**To be done:**
Count how many lines have the word "JSON" in them. Reply with that number by itself.

==== Records shown

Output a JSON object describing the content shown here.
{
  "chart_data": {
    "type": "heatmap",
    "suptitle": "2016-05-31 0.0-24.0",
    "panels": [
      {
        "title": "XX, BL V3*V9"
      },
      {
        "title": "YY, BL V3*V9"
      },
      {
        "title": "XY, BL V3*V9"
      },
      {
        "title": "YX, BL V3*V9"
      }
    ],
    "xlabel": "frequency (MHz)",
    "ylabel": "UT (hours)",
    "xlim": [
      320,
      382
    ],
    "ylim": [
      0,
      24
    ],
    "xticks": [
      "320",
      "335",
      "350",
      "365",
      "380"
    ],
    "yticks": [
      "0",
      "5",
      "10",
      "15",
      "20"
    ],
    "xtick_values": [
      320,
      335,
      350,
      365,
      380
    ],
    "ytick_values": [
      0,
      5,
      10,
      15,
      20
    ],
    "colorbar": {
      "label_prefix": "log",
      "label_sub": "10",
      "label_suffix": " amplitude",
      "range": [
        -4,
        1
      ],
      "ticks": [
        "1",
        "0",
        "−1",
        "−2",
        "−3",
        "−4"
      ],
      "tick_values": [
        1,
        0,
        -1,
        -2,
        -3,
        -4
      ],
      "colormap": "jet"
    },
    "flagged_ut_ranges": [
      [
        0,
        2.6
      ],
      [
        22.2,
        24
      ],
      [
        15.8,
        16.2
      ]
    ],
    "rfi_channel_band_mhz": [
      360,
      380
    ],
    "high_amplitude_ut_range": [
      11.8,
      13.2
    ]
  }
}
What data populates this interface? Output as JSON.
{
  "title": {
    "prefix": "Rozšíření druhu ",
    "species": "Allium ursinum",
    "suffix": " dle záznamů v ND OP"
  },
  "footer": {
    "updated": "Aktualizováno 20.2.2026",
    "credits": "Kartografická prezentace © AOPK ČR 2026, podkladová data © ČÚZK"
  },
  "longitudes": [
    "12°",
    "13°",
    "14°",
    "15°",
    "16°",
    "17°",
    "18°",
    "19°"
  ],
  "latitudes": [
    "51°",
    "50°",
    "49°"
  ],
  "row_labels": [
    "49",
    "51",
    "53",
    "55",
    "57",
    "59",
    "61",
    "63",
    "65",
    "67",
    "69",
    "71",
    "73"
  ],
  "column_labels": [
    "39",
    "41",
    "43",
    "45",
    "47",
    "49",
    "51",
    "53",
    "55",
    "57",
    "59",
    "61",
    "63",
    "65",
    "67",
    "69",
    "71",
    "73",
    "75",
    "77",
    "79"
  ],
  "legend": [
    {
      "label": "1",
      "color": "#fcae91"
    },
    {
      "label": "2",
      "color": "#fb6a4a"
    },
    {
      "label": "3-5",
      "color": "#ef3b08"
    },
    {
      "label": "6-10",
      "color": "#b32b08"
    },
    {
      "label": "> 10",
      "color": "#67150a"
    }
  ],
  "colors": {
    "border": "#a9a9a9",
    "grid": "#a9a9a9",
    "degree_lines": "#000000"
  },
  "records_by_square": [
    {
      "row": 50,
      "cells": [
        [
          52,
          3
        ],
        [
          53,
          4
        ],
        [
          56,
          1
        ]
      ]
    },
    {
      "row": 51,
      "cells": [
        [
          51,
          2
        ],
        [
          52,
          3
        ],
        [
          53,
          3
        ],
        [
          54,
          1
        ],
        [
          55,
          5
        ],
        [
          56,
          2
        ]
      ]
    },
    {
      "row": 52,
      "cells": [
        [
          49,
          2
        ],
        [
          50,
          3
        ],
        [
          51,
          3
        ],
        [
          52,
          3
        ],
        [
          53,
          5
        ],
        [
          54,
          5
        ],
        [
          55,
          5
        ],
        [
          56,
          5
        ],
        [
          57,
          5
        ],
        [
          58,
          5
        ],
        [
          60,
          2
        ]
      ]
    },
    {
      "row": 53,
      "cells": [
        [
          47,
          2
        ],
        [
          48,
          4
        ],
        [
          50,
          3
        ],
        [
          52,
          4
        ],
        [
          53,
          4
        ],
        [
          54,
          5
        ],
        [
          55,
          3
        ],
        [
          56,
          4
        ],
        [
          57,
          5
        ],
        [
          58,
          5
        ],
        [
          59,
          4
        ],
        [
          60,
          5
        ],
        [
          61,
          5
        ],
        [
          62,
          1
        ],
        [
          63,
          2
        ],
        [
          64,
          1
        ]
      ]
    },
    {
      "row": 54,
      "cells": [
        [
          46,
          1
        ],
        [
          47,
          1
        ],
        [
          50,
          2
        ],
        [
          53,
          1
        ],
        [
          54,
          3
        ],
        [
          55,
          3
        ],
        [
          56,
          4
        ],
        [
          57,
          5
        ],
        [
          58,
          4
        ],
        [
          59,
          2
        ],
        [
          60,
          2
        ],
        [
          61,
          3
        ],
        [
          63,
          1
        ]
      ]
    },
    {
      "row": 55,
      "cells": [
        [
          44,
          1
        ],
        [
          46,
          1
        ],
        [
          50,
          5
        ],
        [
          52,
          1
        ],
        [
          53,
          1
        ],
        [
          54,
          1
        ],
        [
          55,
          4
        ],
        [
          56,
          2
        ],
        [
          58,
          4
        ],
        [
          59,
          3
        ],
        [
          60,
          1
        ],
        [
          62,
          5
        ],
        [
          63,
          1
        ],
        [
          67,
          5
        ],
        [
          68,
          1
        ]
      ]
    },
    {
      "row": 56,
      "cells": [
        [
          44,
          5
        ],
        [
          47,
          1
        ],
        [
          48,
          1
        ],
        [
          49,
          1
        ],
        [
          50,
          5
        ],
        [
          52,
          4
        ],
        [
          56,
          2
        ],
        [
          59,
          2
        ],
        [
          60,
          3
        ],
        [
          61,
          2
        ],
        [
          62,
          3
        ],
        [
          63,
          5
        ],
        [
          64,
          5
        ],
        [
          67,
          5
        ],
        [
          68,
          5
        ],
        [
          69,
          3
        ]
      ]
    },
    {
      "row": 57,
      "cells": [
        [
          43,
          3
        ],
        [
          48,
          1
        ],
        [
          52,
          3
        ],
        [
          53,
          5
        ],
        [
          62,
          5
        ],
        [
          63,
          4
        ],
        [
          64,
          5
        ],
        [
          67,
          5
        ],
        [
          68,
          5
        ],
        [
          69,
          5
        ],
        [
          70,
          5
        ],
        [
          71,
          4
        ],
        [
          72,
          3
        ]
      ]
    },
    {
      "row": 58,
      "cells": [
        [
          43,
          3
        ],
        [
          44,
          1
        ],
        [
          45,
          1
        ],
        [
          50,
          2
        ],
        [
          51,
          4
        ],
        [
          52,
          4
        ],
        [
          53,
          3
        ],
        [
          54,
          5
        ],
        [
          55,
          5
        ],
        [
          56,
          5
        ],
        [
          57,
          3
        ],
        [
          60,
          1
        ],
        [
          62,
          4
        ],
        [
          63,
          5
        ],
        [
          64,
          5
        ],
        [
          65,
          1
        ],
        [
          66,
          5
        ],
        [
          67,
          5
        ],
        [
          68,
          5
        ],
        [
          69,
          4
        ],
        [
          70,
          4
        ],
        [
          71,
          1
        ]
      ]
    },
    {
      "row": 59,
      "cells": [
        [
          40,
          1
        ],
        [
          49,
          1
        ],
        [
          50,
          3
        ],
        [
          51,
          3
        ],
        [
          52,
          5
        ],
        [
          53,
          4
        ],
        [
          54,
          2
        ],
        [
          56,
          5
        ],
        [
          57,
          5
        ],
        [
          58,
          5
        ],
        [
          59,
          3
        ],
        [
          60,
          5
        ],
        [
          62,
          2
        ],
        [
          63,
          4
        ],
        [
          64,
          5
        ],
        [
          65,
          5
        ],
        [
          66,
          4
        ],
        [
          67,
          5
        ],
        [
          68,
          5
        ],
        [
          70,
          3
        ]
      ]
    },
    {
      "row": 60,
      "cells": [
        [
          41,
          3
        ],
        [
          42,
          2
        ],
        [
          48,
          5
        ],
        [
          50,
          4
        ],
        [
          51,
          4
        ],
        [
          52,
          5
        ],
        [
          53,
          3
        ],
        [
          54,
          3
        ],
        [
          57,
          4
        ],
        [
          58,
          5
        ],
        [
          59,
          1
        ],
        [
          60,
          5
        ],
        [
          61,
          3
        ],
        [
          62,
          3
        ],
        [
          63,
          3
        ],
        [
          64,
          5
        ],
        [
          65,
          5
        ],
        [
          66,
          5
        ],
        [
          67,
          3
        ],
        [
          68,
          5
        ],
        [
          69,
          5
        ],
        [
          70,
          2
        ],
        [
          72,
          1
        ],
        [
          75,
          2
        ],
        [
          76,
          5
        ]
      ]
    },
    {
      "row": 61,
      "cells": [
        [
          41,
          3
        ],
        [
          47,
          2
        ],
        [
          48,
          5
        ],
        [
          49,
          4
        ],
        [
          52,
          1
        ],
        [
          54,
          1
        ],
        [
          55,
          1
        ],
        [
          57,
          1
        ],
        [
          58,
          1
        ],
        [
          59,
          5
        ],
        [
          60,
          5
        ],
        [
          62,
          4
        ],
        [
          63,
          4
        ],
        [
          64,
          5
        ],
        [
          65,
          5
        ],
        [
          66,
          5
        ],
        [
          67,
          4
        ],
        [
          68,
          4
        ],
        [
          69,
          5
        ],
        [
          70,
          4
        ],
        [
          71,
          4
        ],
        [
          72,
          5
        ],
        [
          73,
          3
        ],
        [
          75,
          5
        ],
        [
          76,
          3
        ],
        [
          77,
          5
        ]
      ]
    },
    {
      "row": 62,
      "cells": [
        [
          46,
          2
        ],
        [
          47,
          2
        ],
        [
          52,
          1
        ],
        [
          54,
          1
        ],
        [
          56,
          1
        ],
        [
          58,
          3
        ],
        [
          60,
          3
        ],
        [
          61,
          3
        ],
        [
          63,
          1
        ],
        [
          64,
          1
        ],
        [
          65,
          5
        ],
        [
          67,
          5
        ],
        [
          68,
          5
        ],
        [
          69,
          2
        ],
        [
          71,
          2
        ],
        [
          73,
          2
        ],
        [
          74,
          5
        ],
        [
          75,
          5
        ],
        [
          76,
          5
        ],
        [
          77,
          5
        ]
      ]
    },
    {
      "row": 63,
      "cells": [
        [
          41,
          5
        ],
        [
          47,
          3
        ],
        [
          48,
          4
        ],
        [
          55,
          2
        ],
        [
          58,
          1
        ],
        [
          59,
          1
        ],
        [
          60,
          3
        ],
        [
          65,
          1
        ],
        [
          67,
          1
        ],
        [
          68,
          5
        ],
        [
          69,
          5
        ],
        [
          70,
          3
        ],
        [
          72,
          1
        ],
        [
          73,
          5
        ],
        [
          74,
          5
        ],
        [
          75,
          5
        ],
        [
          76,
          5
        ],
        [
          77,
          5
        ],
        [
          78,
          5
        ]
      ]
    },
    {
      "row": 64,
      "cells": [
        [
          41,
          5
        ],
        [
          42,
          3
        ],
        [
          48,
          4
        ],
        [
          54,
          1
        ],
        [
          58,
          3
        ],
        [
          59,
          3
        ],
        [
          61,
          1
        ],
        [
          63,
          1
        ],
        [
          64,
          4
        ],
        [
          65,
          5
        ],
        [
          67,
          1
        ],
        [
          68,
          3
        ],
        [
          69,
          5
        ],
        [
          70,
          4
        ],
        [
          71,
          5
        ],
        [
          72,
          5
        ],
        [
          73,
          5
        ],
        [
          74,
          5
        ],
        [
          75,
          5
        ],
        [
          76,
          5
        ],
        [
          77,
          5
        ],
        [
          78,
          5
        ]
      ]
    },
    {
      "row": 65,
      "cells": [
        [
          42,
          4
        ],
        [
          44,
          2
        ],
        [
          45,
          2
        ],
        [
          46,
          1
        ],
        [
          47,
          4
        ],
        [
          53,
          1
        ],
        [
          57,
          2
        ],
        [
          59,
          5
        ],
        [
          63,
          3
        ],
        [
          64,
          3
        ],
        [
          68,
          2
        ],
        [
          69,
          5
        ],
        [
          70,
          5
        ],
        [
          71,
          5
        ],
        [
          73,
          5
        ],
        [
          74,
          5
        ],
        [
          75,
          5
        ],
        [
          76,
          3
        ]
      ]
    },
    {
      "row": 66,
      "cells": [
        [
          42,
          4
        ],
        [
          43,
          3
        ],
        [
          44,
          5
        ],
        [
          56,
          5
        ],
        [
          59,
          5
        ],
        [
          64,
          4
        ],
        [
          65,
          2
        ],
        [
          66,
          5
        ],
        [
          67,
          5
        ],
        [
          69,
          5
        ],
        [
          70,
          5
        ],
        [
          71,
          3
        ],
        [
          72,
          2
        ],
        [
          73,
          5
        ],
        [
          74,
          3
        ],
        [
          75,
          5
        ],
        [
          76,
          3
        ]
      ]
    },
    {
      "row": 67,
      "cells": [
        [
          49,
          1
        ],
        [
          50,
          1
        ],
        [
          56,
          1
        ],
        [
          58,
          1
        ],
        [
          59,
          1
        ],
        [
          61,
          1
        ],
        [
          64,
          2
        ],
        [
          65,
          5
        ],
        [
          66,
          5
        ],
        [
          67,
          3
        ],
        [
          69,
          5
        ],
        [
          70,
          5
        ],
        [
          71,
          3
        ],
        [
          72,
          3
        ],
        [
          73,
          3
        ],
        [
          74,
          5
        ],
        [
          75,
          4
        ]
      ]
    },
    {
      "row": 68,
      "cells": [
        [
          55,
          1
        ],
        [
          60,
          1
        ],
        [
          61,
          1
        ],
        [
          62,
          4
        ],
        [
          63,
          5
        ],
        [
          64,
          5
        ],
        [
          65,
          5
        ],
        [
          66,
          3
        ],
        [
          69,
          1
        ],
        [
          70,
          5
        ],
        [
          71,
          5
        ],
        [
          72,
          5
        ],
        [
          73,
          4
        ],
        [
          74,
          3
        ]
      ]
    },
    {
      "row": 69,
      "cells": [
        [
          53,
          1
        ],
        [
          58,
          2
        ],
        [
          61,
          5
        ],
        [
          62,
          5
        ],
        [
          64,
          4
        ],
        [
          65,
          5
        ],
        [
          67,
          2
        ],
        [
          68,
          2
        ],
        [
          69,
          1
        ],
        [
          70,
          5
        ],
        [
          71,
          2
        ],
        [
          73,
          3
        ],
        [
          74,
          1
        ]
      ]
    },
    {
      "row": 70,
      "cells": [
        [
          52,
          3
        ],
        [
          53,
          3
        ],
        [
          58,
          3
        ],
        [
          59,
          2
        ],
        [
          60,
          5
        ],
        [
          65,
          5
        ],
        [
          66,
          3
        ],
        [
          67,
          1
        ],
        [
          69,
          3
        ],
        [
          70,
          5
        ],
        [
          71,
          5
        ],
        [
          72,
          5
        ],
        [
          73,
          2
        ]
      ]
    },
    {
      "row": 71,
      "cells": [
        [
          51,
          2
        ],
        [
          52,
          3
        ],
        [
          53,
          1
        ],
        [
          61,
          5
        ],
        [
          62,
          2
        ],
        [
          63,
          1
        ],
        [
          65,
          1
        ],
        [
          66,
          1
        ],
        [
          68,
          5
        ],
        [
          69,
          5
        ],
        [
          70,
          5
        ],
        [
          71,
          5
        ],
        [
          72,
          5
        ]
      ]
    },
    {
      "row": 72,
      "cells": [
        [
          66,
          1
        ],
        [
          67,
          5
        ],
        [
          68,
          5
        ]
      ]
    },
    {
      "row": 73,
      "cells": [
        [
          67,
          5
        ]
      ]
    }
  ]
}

========

**Complete response:**
2